Transcribe every line, keeping it exact.
** Start of EXTRACTED INFORMATION **
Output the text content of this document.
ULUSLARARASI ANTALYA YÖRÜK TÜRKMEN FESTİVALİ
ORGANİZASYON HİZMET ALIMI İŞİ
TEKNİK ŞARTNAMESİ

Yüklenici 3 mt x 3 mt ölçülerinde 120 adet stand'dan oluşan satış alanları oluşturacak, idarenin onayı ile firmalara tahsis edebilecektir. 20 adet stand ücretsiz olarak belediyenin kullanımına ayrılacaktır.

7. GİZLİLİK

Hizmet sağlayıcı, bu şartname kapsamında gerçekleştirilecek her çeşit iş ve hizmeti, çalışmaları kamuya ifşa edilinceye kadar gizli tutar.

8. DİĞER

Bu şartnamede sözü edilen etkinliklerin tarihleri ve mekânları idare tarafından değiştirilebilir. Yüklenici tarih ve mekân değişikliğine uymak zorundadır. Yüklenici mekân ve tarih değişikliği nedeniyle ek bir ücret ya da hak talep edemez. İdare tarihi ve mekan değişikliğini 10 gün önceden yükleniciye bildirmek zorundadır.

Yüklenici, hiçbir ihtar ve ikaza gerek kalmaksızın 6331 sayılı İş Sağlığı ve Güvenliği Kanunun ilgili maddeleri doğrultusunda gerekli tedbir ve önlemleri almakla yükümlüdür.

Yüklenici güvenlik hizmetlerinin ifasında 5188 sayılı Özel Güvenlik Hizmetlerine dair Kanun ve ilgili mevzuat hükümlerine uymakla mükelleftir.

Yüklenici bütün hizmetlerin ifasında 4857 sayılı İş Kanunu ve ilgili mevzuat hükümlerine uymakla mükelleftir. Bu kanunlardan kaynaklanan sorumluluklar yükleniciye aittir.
** End of EXTRACTED INFORMATION **
§ FINAL ANSWER
Output the text content of this document.
ULUSLARARASI ANTALYA YÖRÜK TÜRKMEN FESTİVALİ
ORGANİZASYON HİZMET ALIMI İŞİ
TEKNİK ŞARTNAMESİ

Yüklenici 3 mt x 3 mt ölçülerinde 120 adet stand'dan oluşan satış alanları oluşturacak, idarenin onayı ile firmalara tahsis edebilecektir. 20 adet stand ücretsiz olarak belediyenin kullanımına ayrılacaktır.

7. GİZLİLİK

Hizmet sağlayıcı, bu şartname kapsamında gerçekleştirilecek her çeşit iş ve hizmeti, çalışmaları kamuya ifşa edilinceye kadar gizli tutar.

8. DİĞER

Bu şartnamede sözü edilen etkinliklerin tarihleri ve mekânları idare tarafından değiştirilebilir. Yüklenici tarih ve mekân değişikliğine uymak zorundadır. Yüklenici mekân ve tarih değişikliği nedeniyle ek bir ücret ya da hak talep edemez. İdare tarihi ve mekan değişikliğini 10 gün önceden yükleniciye bildirmek zorundadır.

Yüklenici, hiçbir ihtar ve ikaza gerek kalmaksızın 6331 sayılı İş Sağlığı ve Güvenliği Kanunun ilgili maddeleri doğrultusunda gerekli tedbir ve önlemleri almakla yükümlüdür.

Yüklenici güvenlik hizmetlerinin ifasında 5188 sayılı Özel Güvenlik Hizmetlerine dair Kanun ve ilgili mevzuat hükümlerine uymakla mükelleftir.

Yüklenici bütün hizmetlerin ifasında 4857 sayılı İş Kanunu ve ilgili mevzuat hükümlerine uymakla mükelleftir. Bu kanunlardan kaynaklanan sorumluluklar yükleniciye aittir.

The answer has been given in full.